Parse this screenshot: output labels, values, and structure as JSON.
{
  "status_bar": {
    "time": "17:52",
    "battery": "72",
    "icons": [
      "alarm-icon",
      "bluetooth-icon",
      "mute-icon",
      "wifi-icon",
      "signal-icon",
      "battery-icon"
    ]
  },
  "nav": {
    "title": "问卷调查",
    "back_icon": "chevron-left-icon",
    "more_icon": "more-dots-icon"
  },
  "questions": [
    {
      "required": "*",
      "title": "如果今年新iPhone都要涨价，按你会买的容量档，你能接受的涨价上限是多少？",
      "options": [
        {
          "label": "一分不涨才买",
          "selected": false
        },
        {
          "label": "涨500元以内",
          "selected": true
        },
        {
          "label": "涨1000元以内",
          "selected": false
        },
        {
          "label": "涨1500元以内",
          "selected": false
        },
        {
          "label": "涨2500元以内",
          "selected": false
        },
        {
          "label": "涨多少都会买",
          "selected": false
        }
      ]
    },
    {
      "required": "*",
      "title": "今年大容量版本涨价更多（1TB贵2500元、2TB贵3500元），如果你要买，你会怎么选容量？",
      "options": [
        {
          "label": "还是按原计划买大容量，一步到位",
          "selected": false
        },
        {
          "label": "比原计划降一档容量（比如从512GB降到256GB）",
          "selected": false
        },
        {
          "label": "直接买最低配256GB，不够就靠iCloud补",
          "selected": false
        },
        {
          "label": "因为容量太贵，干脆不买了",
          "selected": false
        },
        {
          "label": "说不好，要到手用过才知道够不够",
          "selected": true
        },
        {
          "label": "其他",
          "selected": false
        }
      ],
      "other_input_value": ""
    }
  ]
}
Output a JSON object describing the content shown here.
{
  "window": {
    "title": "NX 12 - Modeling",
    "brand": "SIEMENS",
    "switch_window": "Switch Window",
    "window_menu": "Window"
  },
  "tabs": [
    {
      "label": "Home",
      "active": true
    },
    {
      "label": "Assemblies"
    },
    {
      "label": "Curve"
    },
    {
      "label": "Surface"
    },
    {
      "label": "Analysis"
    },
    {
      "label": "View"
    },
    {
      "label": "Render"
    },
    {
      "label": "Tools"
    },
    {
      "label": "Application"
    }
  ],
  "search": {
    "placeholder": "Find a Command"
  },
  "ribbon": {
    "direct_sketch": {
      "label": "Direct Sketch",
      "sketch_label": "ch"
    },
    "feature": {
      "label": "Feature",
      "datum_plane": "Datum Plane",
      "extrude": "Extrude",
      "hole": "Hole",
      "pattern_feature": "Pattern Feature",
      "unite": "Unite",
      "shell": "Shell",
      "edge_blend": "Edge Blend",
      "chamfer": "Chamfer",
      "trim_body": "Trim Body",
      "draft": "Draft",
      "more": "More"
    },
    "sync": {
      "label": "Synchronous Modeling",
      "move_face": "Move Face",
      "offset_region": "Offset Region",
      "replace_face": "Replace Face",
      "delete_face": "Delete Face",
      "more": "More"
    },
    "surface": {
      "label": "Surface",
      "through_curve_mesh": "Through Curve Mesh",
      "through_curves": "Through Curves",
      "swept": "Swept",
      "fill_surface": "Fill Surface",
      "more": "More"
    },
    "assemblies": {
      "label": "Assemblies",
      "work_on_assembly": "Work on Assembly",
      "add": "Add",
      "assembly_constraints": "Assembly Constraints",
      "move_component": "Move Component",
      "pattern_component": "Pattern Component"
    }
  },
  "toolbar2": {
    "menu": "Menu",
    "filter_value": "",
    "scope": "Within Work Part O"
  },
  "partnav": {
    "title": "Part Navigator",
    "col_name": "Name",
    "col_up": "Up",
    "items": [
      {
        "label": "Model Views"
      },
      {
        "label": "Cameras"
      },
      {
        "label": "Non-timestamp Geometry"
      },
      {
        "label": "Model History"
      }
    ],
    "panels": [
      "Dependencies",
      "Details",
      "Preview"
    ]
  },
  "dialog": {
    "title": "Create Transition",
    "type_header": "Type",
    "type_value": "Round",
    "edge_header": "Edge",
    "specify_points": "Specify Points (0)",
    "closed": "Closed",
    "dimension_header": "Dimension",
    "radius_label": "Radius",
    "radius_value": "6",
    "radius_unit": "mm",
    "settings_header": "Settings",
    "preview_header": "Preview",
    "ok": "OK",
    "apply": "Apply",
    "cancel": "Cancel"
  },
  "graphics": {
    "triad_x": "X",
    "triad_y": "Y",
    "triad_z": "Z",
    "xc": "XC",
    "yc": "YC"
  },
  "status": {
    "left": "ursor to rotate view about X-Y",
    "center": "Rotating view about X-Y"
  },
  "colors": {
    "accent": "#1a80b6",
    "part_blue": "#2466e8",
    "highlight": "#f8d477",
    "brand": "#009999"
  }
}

_ _ _ _

**DIRECTIVE:** Copy each line above containing the string "Work".

**RESPONSE TO THE EXERCISE:**
      "work_on_assembly": "Work on Assembly",
    "scope": "Within Work Part O"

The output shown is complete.